### [AIM OF THE EXERCISE]
Reproduce word for word the stretch of the records from their first line through the line that contains "contour-label: -12 [559,478,587,494]", including both ends.
━━━━━━
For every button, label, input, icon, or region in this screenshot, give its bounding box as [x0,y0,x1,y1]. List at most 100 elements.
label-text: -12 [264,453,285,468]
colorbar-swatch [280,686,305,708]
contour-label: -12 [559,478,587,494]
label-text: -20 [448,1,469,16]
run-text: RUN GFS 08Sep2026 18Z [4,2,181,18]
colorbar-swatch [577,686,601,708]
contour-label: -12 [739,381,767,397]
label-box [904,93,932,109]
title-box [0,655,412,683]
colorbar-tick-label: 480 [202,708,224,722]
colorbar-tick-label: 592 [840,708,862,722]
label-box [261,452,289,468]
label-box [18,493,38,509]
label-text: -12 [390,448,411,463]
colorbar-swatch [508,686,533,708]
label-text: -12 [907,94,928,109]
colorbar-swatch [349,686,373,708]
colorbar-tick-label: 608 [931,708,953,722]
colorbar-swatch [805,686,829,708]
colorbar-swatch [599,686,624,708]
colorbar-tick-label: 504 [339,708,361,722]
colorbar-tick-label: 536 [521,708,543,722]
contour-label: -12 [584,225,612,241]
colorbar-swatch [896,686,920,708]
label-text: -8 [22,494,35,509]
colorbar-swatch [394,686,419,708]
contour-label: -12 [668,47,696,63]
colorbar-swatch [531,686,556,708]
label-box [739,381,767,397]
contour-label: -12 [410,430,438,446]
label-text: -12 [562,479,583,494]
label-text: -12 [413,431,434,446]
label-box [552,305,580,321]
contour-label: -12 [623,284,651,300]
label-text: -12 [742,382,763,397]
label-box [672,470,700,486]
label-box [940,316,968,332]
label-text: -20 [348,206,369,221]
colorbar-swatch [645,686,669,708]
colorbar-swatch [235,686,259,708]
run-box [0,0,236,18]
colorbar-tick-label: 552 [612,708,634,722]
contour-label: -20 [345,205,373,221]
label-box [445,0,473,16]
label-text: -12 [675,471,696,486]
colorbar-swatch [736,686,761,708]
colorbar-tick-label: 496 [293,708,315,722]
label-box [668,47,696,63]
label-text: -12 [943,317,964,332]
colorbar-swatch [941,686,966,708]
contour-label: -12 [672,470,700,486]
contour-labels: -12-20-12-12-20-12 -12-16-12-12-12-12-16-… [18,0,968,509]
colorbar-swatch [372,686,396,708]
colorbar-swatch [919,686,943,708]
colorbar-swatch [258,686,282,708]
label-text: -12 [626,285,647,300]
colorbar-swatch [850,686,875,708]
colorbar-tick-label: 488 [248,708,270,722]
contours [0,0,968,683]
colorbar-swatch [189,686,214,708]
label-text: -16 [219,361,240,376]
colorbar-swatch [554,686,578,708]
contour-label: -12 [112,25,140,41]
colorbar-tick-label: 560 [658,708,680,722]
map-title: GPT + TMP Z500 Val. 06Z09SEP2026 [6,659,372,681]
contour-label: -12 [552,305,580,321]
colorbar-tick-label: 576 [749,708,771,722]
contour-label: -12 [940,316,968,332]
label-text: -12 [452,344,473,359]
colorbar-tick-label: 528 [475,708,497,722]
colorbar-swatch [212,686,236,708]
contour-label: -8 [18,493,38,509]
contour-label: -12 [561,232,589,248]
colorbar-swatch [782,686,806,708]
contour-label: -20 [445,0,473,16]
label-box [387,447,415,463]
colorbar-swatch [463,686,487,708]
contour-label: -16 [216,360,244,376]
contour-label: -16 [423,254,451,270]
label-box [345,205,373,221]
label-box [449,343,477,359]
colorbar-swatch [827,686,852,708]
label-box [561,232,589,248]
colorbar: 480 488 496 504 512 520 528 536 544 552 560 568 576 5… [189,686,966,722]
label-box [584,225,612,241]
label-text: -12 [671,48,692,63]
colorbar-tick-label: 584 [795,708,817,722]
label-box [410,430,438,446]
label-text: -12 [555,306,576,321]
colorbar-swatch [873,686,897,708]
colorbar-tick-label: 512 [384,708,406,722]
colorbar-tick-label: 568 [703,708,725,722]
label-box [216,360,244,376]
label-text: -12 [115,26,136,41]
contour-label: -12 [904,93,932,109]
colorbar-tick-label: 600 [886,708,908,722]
━━━━━━
### [FULL SOLUTION]
For every button, label, input, icon, or region in this screenshot, give its bounding box as [x0,y0,x1,y1]. List at most 100 elements.
label-text: -12 [264,453,285,468]
colorbar-swatch [280,686,305,708]
contour-label: -12 [559,478,587,494]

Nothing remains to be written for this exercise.